(Dataset listings of figures)
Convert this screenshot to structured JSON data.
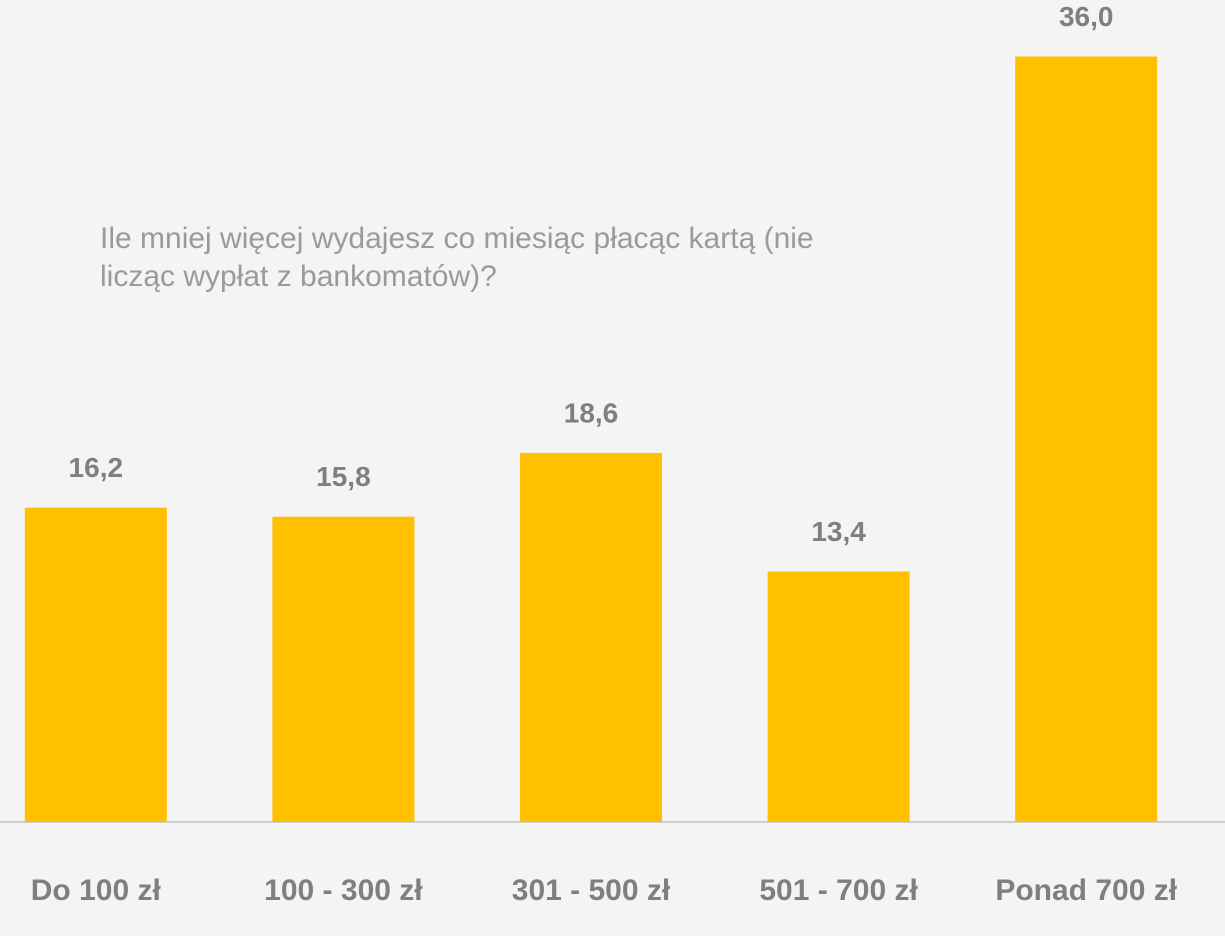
{
  "chart_data": {
    "type": "bar",
    "title": "Ile mniej więcej wydajesz co miesiąc płacąc kartą (nie licząc wypłat z bankomatów)?",
    "categories": [
      "Do 100 zł",
      "100 - 300 zł",
      "301 - 500 zł",
      "501 - 700 zł",
      "Ponad 700 zł"
    ],
    "values": [
      16.2,
      15.8,
      18.6,
      13.4,
      36.0
    ],
    "value_labels": [
      "16,2",
      "15,8",
      "18,6",
      "13,4",
      "36,0"
    ],
    "color": "#ffc000",
    "ylim": [
      2.4,
      38
    ]
  }
}
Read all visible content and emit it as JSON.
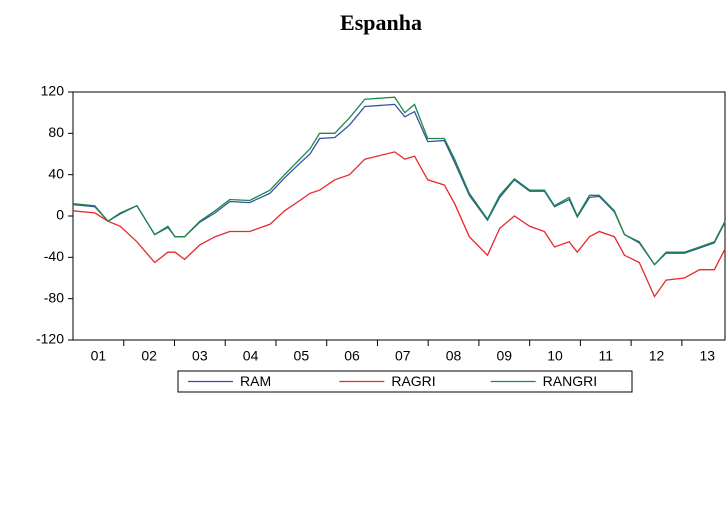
{
  "chart_data": {
    "type": "line",
    "title": "Espanha",
    "x": [
      1.0,
      1.43,
      1.69,
      1.93,
      2.26,
      2.61,
      2.87,
      3.01,
      3.2,
      3.5,
      3.8,
      4.09,
      4.48,
      4.88,
      5.17,
      5.47,
      5.67,
      5.86,
      6.16,
      6.45,
      6.75,
      7.34,
      7.54,
      7.73,
      7.99,
      8.32,
      8.52,
      8.81,
      9.17,
      9.41,
      9.7,
      10.0,
      10.29,
      10.49,
      10.78,
      10.94,
      11.18,
      11.37,
      11.67,
      11.87,
      12.16,
      12.46,
      12.69,
      13.05,
      13.35,
      13.64,
      13.85
    ],
    "series": [
      {
        "name": "RAM",
        "color": "#3a4fa0",
        "values": [
          11,
          9,
          -5,
          2,
          10,
          -18,
          -11,
          -20,
          -20,
          -6,
          3,
          14,
          13,
          22,
          37,
          51,
          60,
          75,
          76,
          88,
          106,
          108,
          96,
          101,
          72,
          73,
          52,
          20,
          -4,
          18,
          35,
          24,
          24,
          9,
          16,
          -1,
          18,
          19,
          4,
          -18,
          -26,
          -47,
          -36,
          -36,
          -31,
          -26,
          -6
        ]
      },
      {
        "name": "RAGRI",
        "color": "#e8282b",
        "values": [
          5,
          3,
          -5,
          -10,
          -25,
          -45,
          -35,
          -35,
          -42,
          -28,
          -20,
          -15,
          -15,
          -8,
          5,
          15,
          22,
          25,
          35,
          40,
          55,
          62,
          55,
          58,
          35,
          30,
          12,
          -20,
          -38,
          -12,
          0,
          -10,
          -15,
          -30,
          -25,
          -35,
          -20,
          -15,
          -20,
          -38,
          -45,
          -78,
          -62,
          -60,
          -52,
          -52,
          -32
        ]
      },
      {
        "name": "RANGRI",
        "color": "#1a8a4a",
        "values": [
          12,
          10,
          -5,
          3,
          10,
          -18,
          -10,
          -20,
          -20,
          -5,
          5,
          16,
          15,
          25,
          40,
          55,
          65,
          80,
          80,
          95,
          113,
          115,
          100,
          108,
          75,
          75,
          55,
          22,
          -3,
          20,
          36,
          25,
          25,
          10,
          18,
          0,
          20,
          20,
          5,
          -18,
          -25,
          -47,
          -35,
          -35,
          -30,
          -25,
          -5
        ]
      }
    ],
    "xlim": [
      1,
      13.85
    ],
    "xticks": [
      {
        "value": 1.5,
        "label": "01"
      },
      {
        "value": 2.5,
        "label": "02"
      },
      {
        "value": 3.5,
        "label": "03"
      },
      {
        "value": 4.5,
        "label": "04"
      },
      {
        "value": 5.5,
        "label": "05"
      },
      {
        "value": 6.5,
        "label": "06"
      },
      {
        "value": 7.5,
        "label": "07"
      },
      {
        "value": 8.5,
        "label": "08"
      },
      {
        "value": 9.5,
        "label": "09"
      },
      {
        "value": 10.5,
        "label": "10"
      },
      {
        "value": 11.5,
        "label": "11"
      },
      {
        "value": 12.5,
        "label": "12"
      },
      {
        "value": 13.5,
        "label": "13"
      }
    ],
    "xminor": [
      2,
      3,
      4,
      5,
      6,
      7,
      8,
      9,
      10,
      11,
      12,
      13
    ],
    "ylim": [
      -120,
      120
    ],
    "yticks": [
      -120,
      -80,
      -40,
      0,
      40,
      80,
      120
    ],
    "grid": false,
    "legend": "bottom"
  }
}
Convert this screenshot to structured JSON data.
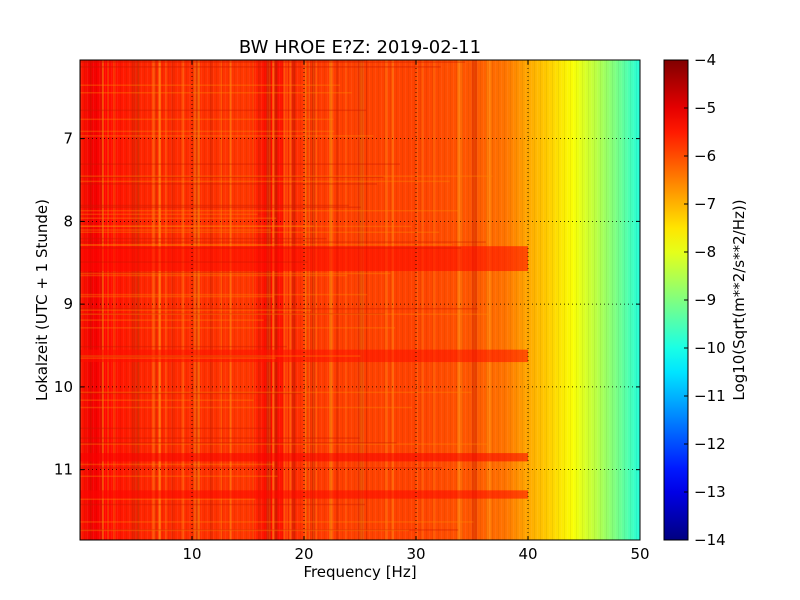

What is required:
What is the number of lines holding the word "title"? State it alone.

Exercise result:
2